■ RECORD LIST
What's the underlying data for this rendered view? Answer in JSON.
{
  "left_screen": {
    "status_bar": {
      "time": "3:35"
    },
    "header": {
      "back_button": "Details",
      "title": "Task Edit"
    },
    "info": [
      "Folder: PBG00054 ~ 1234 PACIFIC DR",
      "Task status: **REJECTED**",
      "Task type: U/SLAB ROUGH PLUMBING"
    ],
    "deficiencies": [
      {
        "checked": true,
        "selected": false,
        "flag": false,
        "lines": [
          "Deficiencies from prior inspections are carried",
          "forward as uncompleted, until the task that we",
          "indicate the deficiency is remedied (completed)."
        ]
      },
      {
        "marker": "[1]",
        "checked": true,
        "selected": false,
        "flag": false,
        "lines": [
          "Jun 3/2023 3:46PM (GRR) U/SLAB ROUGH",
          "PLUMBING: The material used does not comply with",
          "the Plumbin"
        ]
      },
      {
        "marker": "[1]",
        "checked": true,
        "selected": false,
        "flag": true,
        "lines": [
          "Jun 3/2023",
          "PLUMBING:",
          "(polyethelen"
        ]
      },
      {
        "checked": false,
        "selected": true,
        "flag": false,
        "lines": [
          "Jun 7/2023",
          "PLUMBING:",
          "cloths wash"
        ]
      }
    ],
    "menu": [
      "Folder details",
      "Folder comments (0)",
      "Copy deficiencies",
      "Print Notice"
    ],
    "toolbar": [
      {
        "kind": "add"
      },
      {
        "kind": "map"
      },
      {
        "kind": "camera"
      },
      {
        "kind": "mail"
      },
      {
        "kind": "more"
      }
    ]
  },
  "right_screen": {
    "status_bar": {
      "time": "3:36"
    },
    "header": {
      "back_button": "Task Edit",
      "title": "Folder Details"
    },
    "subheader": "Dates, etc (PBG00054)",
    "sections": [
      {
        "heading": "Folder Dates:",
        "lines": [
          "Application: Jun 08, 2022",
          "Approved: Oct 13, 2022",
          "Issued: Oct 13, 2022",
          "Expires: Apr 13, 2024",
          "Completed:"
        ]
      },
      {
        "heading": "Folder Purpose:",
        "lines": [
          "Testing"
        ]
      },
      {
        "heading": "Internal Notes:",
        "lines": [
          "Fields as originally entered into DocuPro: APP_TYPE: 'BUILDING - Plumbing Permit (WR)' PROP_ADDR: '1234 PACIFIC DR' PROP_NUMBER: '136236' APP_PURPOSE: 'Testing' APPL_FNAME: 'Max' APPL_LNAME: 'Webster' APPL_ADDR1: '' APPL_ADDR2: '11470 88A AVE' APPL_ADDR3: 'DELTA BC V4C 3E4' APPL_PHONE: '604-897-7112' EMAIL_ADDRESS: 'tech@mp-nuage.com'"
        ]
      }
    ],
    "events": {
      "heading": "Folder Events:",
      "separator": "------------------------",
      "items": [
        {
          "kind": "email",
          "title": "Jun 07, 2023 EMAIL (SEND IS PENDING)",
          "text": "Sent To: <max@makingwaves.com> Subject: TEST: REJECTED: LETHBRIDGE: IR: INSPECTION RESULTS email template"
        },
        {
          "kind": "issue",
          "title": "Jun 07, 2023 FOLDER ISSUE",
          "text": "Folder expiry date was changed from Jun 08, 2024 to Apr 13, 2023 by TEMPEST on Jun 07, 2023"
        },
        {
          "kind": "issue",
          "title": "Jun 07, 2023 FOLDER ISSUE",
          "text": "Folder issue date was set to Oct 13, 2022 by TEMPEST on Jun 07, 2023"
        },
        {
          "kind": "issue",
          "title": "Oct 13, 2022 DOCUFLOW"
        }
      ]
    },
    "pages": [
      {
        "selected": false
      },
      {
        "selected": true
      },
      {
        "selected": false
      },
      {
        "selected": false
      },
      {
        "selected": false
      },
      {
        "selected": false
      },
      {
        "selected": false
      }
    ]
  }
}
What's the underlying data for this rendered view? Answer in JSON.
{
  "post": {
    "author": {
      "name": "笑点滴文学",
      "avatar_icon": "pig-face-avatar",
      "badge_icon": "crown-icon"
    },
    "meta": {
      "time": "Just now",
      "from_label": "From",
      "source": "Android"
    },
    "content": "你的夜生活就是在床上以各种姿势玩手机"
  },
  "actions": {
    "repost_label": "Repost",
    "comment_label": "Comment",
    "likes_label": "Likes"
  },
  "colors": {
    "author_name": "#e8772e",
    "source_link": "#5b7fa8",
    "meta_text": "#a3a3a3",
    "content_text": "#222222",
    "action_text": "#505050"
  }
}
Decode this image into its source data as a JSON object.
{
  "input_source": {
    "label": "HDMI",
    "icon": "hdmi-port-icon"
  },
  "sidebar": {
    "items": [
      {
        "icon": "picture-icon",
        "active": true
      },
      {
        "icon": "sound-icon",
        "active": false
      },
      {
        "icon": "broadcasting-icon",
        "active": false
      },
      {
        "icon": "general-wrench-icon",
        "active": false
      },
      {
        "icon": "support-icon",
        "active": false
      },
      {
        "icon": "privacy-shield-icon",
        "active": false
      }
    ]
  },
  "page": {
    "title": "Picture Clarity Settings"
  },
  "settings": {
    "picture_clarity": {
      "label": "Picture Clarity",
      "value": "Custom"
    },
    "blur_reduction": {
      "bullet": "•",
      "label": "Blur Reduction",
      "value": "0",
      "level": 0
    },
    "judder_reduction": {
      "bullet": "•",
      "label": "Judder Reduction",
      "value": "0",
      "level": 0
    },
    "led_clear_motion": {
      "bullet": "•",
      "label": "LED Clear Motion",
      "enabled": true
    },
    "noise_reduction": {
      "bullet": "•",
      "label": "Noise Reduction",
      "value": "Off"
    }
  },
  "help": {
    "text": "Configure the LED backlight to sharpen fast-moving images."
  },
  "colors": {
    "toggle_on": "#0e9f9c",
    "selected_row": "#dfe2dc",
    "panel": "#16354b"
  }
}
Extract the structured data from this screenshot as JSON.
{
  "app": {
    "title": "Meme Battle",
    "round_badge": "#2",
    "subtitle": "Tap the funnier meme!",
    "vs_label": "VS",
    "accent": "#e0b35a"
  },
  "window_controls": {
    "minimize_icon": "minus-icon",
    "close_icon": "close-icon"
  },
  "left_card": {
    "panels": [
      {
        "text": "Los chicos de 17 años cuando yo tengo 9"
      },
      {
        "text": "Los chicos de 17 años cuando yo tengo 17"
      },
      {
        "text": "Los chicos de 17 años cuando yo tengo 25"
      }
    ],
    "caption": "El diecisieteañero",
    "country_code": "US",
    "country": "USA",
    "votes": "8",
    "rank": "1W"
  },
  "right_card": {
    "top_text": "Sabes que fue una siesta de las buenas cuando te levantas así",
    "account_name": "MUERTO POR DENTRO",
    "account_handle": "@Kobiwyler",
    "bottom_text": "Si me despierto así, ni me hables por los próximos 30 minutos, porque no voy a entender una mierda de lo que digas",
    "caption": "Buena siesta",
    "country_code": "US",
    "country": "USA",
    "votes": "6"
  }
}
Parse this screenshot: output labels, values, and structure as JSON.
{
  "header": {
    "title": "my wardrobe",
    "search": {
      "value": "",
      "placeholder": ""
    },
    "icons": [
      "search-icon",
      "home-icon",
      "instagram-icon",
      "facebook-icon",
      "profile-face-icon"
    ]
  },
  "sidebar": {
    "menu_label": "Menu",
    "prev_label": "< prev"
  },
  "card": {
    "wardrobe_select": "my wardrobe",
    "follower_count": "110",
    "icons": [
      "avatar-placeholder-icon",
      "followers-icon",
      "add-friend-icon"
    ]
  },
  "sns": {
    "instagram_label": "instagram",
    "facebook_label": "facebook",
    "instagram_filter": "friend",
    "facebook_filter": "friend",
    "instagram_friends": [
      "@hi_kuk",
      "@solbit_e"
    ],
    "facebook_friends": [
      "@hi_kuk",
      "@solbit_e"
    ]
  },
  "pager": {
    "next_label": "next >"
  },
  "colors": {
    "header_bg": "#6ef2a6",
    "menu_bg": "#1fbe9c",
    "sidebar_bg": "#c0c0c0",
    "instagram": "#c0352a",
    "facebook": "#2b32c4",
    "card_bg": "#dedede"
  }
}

■ YOUR INSTRUCTIONS
Go through the material above and count the lines that contain "true"; answer with the number alone.

■ ANSWER TO THIS TASK
8